-- begin RECORDS TO USE --

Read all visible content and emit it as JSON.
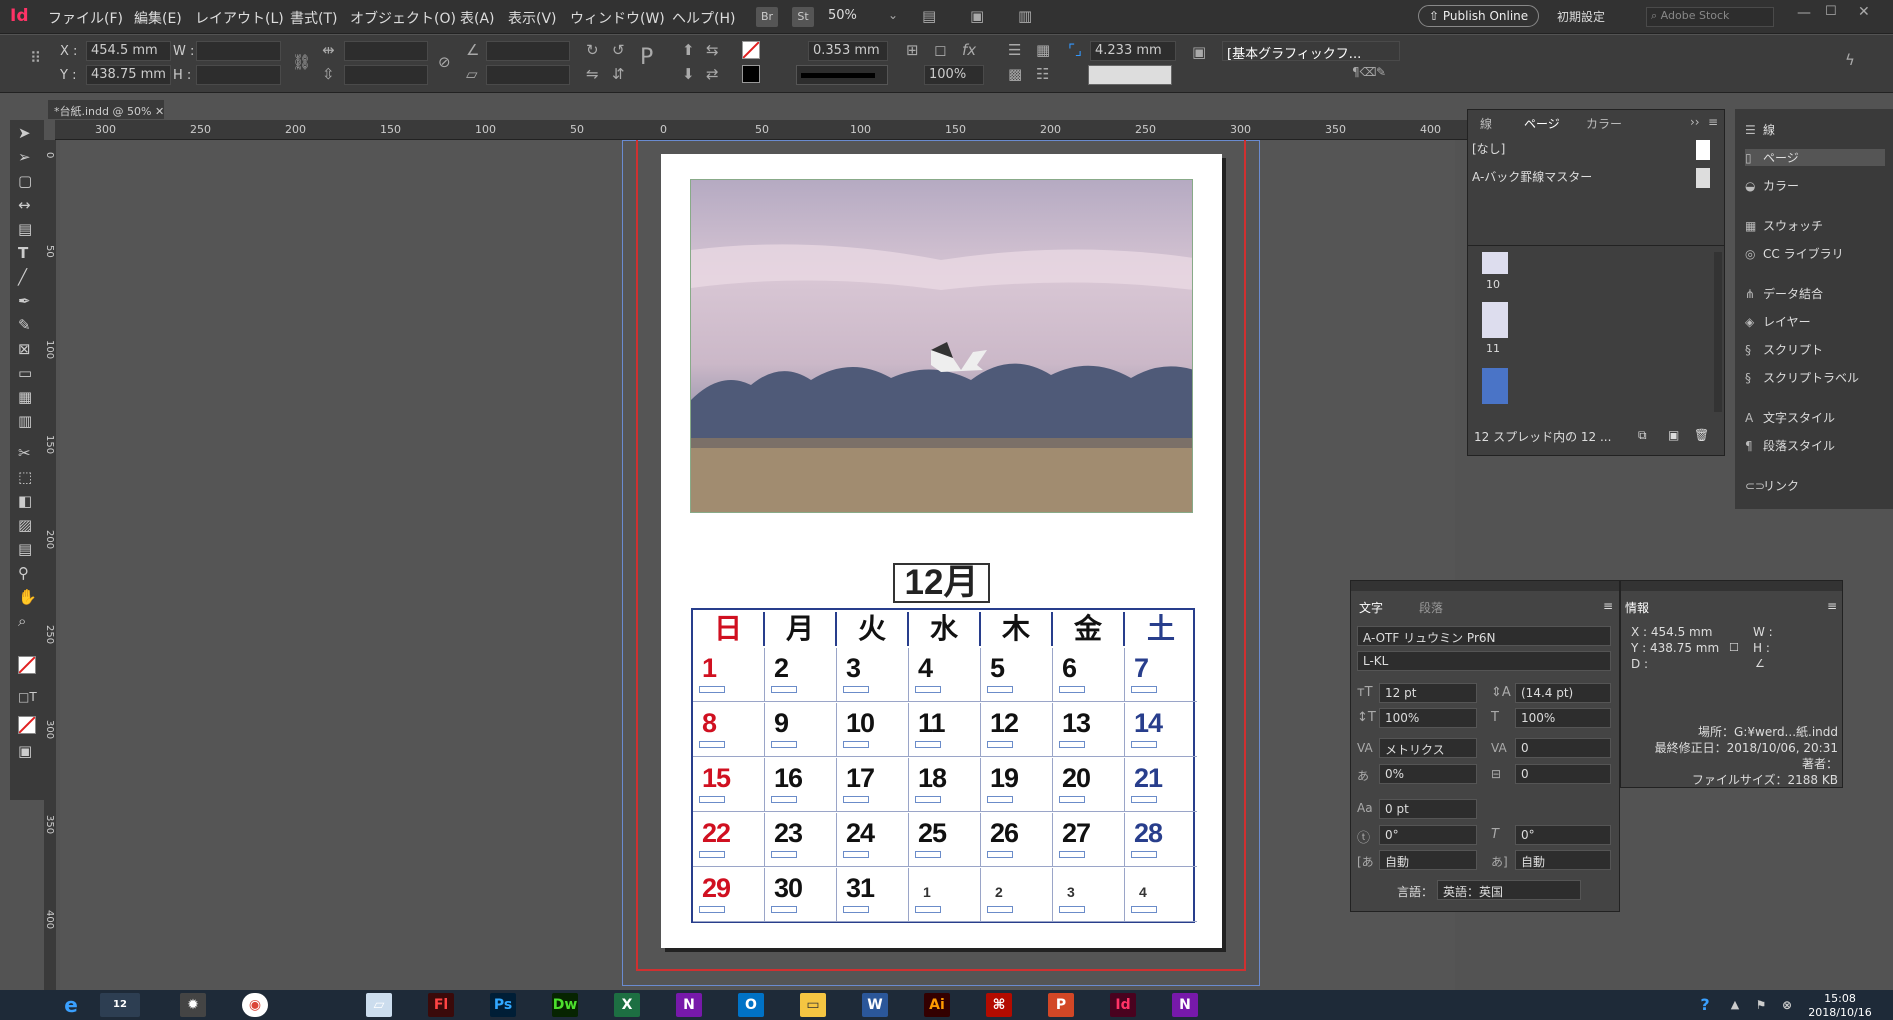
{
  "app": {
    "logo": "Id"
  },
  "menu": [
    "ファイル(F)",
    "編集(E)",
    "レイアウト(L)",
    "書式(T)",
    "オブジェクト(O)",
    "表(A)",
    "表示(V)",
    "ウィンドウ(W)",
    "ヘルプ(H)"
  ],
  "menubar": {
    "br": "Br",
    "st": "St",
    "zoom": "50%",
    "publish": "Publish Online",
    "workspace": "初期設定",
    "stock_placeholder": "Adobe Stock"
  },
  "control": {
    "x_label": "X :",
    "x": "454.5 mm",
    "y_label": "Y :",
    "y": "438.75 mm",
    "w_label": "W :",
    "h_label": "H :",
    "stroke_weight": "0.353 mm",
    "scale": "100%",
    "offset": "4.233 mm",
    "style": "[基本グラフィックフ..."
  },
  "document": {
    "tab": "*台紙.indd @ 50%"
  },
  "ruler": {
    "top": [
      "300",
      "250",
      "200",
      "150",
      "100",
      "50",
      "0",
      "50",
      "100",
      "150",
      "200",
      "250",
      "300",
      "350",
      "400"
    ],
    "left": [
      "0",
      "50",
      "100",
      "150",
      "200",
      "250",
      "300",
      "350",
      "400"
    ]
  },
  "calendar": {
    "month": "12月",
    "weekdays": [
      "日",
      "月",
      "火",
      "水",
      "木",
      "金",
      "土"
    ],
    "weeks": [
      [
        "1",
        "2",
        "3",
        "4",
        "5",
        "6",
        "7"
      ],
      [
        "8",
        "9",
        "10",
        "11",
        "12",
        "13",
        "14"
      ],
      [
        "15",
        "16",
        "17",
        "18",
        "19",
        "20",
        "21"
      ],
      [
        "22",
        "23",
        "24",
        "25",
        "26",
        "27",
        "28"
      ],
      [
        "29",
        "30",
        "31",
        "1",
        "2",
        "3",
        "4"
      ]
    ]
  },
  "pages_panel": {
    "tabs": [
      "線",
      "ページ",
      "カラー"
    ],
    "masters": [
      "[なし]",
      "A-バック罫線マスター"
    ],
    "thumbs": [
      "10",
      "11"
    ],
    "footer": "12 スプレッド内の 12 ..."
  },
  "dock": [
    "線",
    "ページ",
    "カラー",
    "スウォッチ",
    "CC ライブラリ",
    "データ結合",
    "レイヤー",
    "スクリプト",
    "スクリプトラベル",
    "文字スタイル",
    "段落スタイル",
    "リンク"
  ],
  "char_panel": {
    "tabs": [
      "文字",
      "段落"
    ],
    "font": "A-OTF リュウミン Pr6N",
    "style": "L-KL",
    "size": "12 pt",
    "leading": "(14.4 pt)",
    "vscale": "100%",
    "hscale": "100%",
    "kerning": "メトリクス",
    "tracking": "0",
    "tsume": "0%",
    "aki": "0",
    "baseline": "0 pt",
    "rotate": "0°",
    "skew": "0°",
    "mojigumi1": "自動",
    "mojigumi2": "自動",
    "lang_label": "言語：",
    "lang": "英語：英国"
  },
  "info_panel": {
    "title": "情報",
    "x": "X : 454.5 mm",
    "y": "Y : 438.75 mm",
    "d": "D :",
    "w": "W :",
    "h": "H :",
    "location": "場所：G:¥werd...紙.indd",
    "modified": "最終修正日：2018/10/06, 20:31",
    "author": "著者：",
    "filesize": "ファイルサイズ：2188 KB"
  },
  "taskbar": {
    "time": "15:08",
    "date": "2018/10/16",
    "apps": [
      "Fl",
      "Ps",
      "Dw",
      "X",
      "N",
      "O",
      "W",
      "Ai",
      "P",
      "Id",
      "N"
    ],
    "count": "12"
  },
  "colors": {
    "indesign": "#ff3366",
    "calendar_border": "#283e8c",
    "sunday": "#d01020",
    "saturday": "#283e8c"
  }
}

-- end RECORDS TO USE --
-- begin RECORDS TO USE --

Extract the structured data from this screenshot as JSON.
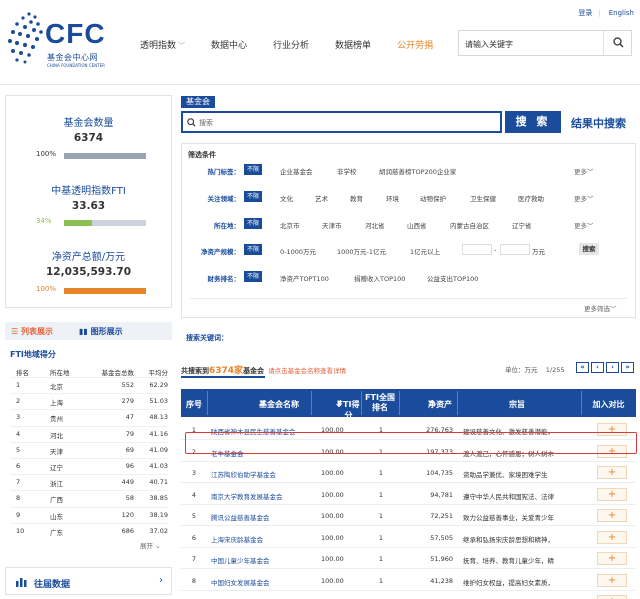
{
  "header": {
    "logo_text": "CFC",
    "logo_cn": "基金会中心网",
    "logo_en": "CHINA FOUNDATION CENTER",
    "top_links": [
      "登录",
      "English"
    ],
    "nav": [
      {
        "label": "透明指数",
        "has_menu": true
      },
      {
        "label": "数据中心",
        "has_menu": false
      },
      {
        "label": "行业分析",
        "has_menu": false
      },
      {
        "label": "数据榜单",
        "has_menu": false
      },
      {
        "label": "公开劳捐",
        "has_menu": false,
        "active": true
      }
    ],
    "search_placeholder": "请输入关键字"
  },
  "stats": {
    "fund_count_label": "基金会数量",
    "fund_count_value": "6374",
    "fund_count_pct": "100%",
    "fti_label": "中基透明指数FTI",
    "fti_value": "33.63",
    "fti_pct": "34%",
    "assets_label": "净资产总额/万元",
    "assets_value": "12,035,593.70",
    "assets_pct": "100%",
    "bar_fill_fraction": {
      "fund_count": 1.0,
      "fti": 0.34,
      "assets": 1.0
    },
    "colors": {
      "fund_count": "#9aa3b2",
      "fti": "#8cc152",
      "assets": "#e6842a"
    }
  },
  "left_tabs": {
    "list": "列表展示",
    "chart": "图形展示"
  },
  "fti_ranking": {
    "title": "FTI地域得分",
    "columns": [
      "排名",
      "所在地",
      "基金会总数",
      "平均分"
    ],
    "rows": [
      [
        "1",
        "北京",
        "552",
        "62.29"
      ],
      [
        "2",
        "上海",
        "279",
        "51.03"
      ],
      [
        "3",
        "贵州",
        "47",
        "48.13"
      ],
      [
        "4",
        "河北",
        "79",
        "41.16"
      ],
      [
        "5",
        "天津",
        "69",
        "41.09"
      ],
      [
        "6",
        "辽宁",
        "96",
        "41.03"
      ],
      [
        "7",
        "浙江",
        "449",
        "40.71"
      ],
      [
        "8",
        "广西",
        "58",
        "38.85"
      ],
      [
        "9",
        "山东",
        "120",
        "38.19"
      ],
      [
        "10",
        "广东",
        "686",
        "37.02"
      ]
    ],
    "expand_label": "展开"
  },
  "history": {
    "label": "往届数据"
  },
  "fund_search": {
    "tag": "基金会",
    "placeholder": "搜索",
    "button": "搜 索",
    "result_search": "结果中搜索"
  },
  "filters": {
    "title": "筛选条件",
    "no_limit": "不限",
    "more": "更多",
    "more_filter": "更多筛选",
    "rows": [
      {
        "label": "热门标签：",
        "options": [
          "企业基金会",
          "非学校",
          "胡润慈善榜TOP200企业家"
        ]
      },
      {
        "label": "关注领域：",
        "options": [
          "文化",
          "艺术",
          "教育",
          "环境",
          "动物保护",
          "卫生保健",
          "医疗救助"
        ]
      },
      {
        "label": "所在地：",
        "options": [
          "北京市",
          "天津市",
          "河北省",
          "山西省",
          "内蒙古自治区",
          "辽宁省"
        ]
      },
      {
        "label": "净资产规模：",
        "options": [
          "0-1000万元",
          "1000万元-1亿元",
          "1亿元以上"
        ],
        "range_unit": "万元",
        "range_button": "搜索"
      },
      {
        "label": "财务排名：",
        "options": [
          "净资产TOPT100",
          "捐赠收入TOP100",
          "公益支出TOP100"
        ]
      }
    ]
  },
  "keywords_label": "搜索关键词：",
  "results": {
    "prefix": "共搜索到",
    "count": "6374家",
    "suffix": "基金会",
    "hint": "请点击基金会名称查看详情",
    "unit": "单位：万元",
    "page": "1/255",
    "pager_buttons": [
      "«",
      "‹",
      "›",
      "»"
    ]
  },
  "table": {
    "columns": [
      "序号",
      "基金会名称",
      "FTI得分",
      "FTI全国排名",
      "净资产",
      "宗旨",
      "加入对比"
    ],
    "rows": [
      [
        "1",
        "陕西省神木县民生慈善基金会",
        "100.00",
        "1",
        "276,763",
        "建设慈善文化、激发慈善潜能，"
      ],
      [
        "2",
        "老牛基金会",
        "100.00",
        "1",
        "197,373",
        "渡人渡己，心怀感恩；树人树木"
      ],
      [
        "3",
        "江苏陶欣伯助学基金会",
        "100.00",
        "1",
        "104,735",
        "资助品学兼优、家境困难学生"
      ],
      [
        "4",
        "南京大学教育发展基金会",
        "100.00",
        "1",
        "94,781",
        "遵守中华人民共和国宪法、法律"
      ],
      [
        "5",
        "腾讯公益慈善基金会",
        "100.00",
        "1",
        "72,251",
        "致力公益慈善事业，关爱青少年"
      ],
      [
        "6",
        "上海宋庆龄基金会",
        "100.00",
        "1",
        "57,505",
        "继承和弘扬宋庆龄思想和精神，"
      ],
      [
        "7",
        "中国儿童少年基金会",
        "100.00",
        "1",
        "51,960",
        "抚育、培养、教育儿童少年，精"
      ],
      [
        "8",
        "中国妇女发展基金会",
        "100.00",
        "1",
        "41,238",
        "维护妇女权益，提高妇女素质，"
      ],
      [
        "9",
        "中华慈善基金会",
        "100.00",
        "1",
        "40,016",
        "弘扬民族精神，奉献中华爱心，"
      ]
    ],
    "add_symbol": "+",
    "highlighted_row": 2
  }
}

-- end RECORDS TO USE --

# [TASK GOAL]
Which lines of the data include "indd"? Copy each of them.

# [OUTPUT BELOW]
    "tab": "*台紙.indd @ 50%"
    "location": "場所：G:¥werd...紙.indd",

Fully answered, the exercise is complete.